**THE PROBLEM**:
Pull every "body" line out of the data below.

Dataset rows
****************
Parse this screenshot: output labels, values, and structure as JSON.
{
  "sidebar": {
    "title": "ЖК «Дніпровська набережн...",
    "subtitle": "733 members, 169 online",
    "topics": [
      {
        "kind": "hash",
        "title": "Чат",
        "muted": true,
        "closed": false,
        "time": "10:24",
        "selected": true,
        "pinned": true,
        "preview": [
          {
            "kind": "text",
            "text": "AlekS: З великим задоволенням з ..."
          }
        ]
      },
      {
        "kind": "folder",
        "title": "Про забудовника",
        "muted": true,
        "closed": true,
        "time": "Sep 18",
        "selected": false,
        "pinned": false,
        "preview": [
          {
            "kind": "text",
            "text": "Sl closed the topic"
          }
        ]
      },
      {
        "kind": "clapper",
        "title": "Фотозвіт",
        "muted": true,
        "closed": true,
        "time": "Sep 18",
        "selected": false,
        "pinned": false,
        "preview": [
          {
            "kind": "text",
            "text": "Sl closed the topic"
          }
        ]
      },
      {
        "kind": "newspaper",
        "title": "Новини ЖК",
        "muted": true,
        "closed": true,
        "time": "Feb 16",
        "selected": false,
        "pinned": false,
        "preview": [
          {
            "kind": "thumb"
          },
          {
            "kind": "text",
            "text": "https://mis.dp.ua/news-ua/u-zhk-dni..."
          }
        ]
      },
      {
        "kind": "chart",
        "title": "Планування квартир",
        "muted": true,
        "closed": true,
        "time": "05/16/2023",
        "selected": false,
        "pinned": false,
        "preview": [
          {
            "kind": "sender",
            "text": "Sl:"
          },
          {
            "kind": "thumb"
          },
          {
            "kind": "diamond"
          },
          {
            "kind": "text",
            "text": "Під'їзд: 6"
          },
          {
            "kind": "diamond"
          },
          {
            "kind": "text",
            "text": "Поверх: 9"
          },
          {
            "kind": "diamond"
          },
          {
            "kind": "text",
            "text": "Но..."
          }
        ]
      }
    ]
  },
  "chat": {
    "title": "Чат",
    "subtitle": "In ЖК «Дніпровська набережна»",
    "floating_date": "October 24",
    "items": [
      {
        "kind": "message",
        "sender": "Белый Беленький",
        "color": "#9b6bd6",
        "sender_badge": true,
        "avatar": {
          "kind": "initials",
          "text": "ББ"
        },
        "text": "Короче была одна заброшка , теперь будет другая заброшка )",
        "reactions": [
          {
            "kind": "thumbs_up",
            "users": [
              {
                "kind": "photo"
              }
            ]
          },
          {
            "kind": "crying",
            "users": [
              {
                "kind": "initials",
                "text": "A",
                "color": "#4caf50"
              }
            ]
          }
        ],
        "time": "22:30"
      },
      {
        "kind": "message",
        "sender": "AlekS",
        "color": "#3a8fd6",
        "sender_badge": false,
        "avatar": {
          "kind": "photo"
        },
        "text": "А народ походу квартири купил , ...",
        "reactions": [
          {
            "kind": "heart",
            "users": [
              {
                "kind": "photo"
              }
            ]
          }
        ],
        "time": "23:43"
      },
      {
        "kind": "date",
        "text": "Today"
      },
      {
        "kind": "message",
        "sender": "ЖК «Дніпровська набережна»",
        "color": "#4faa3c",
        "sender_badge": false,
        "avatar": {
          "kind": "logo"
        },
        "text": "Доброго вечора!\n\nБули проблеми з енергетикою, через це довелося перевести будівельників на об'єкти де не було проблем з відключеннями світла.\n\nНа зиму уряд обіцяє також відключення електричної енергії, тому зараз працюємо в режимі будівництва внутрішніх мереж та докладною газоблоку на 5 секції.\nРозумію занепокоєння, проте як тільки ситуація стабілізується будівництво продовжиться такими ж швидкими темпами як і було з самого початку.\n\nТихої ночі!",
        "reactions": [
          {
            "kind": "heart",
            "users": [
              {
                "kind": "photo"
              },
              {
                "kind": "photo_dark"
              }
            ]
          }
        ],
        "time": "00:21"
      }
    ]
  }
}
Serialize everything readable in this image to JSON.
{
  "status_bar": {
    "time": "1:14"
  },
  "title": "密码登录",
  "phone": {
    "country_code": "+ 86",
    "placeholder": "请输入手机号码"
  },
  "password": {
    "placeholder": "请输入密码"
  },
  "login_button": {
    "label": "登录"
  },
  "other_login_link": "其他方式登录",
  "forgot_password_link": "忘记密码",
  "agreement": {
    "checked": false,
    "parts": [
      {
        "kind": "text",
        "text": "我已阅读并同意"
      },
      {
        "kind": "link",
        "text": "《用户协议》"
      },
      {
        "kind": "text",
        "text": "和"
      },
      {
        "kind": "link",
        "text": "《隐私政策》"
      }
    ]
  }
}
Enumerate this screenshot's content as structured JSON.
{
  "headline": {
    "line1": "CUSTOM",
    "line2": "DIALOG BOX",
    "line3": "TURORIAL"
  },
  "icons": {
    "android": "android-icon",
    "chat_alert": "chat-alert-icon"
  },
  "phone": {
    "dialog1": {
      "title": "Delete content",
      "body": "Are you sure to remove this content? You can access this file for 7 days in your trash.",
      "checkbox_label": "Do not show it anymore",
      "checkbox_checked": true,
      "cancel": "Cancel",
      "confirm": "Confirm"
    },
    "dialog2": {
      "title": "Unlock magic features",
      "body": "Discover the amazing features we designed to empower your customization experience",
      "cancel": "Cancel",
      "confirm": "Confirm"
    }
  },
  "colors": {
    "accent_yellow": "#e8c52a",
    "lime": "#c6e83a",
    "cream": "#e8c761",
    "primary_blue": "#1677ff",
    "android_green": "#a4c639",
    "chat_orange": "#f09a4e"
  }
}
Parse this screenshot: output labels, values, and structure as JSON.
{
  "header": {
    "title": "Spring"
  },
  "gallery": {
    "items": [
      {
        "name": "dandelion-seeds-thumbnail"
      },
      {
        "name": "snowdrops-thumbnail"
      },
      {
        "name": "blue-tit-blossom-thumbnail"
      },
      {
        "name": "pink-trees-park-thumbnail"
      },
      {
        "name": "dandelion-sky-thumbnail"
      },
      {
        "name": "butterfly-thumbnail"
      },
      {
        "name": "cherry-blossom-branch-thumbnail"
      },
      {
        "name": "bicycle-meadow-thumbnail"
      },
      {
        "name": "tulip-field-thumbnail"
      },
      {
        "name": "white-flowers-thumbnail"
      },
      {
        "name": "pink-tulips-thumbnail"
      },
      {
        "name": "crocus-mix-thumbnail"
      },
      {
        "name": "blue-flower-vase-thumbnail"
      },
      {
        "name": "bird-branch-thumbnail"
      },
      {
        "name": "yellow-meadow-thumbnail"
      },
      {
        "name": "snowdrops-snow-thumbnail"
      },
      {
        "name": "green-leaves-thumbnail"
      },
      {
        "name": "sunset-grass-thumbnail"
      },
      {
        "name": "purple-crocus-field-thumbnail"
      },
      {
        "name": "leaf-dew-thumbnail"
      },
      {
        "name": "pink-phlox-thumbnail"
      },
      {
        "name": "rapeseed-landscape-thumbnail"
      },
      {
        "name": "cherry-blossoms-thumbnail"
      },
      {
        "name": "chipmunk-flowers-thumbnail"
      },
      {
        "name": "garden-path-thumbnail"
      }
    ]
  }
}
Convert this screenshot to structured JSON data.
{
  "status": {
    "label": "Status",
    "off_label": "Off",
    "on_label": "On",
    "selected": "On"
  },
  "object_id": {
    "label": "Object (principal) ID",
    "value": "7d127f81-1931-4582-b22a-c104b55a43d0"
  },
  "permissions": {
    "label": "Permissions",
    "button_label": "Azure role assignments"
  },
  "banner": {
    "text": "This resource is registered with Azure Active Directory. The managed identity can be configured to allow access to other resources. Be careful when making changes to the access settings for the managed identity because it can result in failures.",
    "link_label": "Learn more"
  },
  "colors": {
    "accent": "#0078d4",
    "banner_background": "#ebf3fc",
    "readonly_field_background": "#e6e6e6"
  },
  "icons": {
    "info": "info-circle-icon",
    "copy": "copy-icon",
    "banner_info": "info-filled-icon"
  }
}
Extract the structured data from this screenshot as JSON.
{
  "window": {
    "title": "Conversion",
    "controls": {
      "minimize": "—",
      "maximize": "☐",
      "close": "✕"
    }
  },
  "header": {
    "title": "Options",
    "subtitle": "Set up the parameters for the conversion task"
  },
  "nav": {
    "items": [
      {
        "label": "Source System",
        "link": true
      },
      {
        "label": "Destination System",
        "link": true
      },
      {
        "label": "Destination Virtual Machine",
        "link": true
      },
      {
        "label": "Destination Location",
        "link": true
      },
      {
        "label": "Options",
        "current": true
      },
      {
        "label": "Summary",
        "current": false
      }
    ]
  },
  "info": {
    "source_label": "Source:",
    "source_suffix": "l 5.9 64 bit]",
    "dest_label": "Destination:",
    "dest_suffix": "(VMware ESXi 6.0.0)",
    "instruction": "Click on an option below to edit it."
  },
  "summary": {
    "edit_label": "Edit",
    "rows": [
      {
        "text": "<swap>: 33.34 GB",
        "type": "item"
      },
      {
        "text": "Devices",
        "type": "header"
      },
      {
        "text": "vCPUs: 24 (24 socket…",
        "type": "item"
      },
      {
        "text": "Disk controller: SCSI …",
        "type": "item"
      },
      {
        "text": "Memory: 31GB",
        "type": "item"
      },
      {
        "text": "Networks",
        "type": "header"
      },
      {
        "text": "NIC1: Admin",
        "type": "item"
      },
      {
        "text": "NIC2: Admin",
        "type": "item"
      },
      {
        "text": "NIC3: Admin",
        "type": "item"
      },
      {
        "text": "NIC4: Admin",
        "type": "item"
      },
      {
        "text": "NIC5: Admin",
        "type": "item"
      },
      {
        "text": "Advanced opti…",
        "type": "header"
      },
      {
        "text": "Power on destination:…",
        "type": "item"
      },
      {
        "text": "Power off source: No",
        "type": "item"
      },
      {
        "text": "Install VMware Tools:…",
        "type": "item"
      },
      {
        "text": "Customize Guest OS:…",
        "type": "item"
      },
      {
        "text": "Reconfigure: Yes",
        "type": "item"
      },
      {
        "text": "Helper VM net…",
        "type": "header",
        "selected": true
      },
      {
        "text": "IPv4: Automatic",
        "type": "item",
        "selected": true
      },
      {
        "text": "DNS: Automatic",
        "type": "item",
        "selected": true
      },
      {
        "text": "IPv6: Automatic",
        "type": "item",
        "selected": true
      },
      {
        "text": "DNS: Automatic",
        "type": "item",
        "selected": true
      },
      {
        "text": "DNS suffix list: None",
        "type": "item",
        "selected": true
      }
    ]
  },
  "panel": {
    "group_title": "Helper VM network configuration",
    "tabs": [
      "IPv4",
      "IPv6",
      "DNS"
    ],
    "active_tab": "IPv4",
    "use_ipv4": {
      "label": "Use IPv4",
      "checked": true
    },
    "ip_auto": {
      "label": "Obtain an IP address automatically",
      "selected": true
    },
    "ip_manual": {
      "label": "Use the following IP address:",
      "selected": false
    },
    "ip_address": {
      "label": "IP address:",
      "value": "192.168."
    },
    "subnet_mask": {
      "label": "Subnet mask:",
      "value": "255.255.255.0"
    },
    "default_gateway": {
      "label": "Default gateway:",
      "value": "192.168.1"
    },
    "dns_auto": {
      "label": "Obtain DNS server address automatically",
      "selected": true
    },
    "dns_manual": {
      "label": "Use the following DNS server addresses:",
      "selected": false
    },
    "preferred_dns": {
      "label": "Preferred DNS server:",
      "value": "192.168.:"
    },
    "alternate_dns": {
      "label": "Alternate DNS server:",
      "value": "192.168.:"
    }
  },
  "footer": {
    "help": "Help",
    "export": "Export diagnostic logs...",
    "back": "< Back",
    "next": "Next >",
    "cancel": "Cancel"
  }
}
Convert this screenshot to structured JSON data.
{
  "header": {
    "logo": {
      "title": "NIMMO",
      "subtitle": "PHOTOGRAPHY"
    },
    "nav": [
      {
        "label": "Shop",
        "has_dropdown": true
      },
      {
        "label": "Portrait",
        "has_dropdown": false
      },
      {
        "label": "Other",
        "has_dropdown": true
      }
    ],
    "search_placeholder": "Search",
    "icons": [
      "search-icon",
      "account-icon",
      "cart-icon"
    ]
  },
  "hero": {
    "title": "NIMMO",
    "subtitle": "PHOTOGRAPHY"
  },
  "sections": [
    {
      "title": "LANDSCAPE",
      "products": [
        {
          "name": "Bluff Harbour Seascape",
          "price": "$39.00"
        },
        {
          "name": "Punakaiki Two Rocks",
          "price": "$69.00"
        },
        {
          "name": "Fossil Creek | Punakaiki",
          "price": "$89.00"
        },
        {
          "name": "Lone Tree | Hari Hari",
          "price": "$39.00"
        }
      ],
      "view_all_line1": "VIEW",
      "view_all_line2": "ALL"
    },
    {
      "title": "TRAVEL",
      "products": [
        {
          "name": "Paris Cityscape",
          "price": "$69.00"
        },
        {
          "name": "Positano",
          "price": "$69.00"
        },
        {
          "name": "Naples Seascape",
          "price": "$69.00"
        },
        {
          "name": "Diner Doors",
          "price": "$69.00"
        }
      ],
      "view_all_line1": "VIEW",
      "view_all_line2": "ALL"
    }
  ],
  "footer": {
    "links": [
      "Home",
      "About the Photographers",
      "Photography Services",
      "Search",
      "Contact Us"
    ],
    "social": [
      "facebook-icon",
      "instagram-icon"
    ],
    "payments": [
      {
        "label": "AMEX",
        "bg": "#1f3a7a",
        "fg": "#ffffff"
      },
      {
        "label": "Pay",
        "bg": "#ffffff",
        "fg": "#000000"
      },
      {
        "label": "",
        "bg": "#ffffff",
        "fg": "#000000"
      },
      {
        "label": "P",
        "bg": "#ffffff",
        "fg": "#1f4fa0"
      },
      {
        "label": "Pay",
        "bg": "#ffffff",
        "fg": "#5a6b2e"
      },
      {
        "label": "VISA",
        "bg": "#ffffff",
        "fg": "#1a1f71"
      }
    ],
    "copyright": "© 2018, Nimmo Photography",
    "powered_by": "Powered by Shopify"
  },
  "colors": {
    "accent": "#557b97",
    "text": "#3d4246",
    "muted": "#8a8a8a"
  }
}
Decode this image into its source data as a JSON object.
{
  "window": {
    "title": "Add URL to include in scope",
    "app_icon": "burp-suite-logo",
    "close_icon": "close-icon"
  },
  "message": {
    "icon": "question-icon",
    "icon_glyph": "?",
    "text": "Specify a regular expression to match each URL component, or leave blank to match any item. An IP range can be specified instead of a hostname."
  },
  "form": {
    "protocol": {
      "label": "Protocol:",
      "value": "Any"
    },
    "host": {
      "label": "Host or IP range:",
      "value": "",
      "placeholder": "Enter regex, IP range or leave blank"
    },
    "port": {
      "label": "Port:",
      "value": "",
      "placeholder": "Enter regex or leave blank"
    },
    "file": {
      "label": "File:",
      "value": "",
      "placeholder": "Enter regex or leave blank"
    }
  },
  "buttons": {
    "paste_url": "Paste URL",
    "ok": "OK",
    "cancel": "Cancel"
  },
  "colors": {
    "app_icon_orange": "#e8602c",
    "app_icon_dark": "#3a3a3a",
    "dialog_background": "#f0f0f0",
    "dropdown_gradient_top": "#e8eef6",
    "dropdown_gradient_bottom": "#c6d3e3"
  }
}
****************
**FULL SOLUTION**:
      "body": "Are you sure to remove this content? You can access this file for 7 days in your trash.",
      "body": "Discover the amazing features we designed to empower your customization experience",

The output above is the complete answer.